◆ **STATED PROBLEM**:
Go through the records underneath and write each one out again exactly.

◆ **GIVEN ENTRIES**:
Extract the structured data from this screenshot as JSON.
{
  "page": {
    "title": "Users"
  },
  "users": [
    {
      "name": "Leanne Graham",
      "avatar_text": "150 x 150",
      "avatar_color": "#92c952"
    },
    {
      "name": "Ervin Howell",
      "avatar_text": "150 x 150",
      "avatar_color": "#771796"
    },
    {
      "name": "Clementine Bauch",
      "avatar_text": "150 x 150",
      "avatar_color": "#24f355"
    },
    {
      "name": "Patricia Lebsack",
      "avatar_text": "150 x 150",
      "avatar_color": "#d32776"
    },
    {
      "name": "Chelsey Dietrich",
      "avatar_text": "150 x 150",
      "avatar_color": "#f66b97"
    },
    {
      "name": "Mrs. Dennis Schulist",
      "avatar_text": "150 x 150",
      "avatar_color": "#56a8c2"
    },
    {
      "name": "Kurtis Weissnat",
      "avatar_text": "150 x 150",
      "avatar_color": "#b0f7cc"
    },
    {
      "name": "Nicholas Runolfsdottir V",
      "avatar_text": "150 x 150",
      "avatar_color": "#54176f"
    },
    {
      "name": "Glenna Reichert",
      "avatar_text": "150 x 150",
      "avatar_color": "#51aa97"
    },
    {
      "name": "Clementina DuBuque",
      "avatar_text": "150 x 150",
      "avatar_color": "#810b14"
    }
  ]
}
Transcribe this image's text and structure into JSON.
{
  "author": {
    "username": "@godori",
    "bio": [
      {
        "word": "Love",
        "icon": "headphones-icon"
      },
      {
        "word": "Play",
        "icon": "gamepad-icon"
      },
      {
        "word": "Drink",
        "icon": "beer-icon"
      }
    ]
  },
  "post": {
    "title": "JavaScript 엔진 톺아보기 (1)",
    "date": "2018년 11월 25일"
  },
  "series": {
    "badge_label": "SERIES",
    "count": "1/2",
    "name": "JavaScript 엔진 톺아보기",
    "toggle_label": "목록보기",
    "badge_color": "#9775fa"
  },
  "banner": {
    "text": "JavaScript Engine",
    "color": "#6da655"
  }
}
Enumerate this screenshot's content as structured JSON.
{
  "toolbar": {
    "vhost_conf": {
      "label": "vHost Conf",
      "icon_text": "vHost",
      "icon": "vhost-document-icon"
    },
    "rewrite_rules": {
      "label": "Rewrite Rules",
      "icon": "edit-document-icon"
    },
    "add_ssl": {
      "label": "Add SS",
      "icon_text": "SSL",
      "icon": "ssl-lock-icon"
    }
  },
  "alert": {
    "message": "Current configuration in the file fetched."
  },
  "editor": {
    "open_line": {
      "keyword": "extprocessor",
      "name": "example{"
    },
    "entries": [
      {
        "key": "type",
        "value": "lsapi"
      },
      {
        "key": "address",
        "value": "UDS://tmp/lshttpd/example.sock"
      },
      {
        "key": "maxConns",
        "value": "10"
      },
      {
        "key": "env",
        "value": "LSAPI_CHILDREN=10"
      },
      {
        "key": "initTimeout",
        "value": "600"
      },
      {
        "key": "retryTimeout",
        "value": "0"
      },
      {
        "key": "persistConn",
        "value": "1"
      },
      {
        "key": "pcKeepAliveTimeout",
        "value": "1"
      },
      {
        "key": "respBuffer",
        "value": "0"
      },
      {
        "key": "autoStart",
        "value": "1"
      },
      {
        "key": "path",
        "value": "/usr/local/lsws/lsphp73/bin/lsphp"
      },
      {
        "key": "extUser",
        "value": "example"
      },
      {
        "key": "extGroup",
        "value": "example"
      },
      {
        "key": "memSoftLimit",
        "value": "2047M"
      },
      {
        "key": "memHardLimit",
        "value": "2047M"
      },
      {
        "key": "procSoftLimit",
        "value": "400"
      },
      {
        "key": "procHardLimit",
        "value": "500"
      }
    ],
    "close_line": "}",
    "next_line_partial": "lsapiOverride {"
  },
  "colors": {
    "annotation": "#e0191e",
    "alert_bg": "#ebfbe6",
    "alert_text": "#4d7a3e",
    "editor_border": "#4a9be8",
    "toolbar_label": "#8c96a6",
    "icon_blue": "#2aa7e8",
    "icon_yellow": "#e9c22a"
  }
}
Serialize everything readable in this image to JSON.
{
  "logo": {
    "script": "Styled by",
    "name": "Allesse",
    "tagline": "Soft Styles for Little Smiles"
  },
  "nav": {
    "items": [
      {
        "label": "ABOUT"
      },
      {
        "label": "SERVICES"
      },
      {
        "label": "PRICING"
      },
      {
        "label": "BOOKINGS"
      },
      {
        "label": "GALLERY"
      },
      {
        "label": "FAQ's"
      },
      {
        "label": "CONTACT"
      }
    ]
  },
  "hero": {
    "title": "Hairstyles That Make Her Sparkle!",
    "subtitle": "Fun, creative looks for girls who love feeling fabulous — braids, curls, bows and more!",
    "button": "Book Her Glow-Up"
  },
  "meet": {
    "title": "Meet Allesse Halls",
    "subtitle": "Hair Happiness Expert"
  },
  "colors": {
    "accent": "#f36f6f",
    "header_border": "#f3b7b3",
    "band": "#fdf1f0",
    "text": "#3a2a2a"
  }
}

◆ **TASK ANSWER**:
Extract the structured data from this screenshot as JSON.
{
  "page": {
    "title": "Users"
  },
  "users": [
    {
      "name": "Leanne Graham",
      "avatar_text": "150 x 150",
      "avatar_color": "#92c952"
    },
    {
      "name": "Ervin Howell",
      "avatar_text": "150 x 150",
      "avatar_color": "#771796"
    },
    {
      "name": "Clementine Bauch",
      "avatar_text": "150 x 150",
      "avatar_color": "#24f355"
    },
    {
      "name": "Patricia Lebsack",
      "avatar_text": "150 x 150",
      "avatar_color": "#d32776"
    },
    {
      "name": "Chelsey Dietrich",
      "avatar_text": "150 x 150",
      "avatar_color": "#f66b97"
    },
    {
      "name": "Mrs. Dennis Schulist",
      "avatar_text": "150 x 150",
      "avatar_color": "#56a8c2"
    },
    {
      "name": "Kurtis Weissnat",
      "avatar_text": "150 x 150",
      "avatar_color": "#b0f7cc"
    },
    {
      "name": "Nicholas Runolfsdottir V",
      "avatar_text": "150 x 150",
      "avatar_color": "#54176f"
    },
    {
      "name": "Glenna Reichert",
      "avatar_text": "150 x 150",
      "avatar_color": "#51aa97"
    },
    {
      "name": "Clementina DuBuque",
      "avatar_text": "150 x 150",
      "avatar_color": "#810b14"
    }
  ]
}
Transcribe this image's text and structure into JSON.
{
  "author": {
    "username": "@godori",
    "bio": [
      {
        "word": "Love",
        "icon": "headphones-icon"
      },
      {
        "word": "Play",
        "icon": "gamepad-icon"
      },
      {
        "word": "Drink",
        "icon": "beer-icon"
      }
    ]
  },
  "post": {
    "title": "JavaScript 엔진 톺아보기 (1)",
    "date": "2018년 11월 25일"
  },
  "series": {
    "badge_label": "SERIES",
    "count": "1/2",
    "name": "JavaScript 엔진 톺아보기",
    "toggle_label": "목록보기",
    "badge_color": "#9775fa"
  },
  "banner": {
    "text": "JavaScript Engine",
    "color": "#6da655"
  }
}
Enumerate this screenshot's content as structured JSON.
{
  "toolbar": {
    "vhost_conf": {
      "label": "vHost Conf",
      "icon_text": "vHost",
      "icon": "vhost-document-icon"
    },
    "rewrite_rules": {
      "label": "Rewrite Rules",
      "icon": "edit-document-icon"
    },
    "add_ssl": {
      "label": "Add SS",
      "icon_text": "SSL",
      "icon": "ssl-lock-icon"
    }
  },
  "alert": {
    "message": "Current configuration in the file fetched."
  },
  "editor": {
    "open_line": {
      "keyword": "extprocessor",
      "name": "example{"
    },
    "entries": [
      {
        "key": "type",
        "value": "lsapi"
      },
      {
        "key": "address",
        "value": "UDS://tmp/lshttpd/example.sock"
      },
      {
        "key": "maxConns",
        "value": "10"
      },
      {
        "key": "env",
        "value": "LSAPI_CHILDREN=10"
      },
      {
        "key": "initTimeout",
        "value": "600"
      },
      {
        "key": "retryTimeout",
        "value": "0"
      },
      {
        "key": "persistConn",
        "value": "1"
      },
      {
        "key": "pcKeepAliveTimeout",
        "value": "1"
      },
      {
        "key": "respBuffer",
        "value": "0"
      },
      {
        "key": "autoStart",
        "value": "1"
      },
      {
        "key": "path",
        "value": "/usr/local/lsws/lsphp73/bin/lsphp"
      },
      {
        "key": "extUser",
        "value": "example"
      },
      {
        "key": "extGroup",
        "value": "example"
      },
      {
        "key": "memSoftLimit",
        "value": "2047M"
      },
      {
        "key": "memHardLimit",
        "value": "2047M"
      },
      {
        "key": "procSoftLimit",
        "value": "400"
      },
      {
        "key": "procHardLimit",
        "value": "500"
      }
    ],
    "close_line": "}",
    "next_line_partial": "lsapiOverride {"
  },
  "colors": {
    "annotation": "#e0191e",
    "alert_bg": "#ebfbe6",
    "alert_text": "#4d7a3e",
    "editor_border": "#4a9be8",
    "toolbar_label": "#8c96a6",
    "icon_blue": "#2aa7e8",
    "icon_yellow": "#e9c22a"
  }
}
Serialize everything readable in this image to JSON.
{
  "logo": {
    "script": "Styled by",
    "name": "Allesse",
    "tagline": "Soft Styles for Little Smiles"
  },
  "nav": {
    "items": [
      {
        "label": "ABOUT"
      },
      {
        "label": "SERVICES"
      },
      {
        "label": "PRICING"
      },
      {
        "label": "BOOKINGS"
      },
      {
        "label": "GALLERY"
      },
      {
        "label": "FAQ's"
      },
      {
        "label": "CONTACT"
      }
    ]
  },
  "hero": {
    "title": "Hairstyles That Make Her Sparkle!",
    "subtitle": "Fun, creative looks for girls who love feeling fabulous — braids, curls, bows and more!",
    "button": "Book Her Glow-Up"
  },
  "meet": {
    "title": "Meet Allesse Halls",
    "subtitle": "Hair Happiness Expert"
  },
  "colors": {
    "accent": "#f36f6f",
    "header_border": "#f3b7b3",
    "band": "#fdf1f0",
    "text": "#3a2a2a"
  }
}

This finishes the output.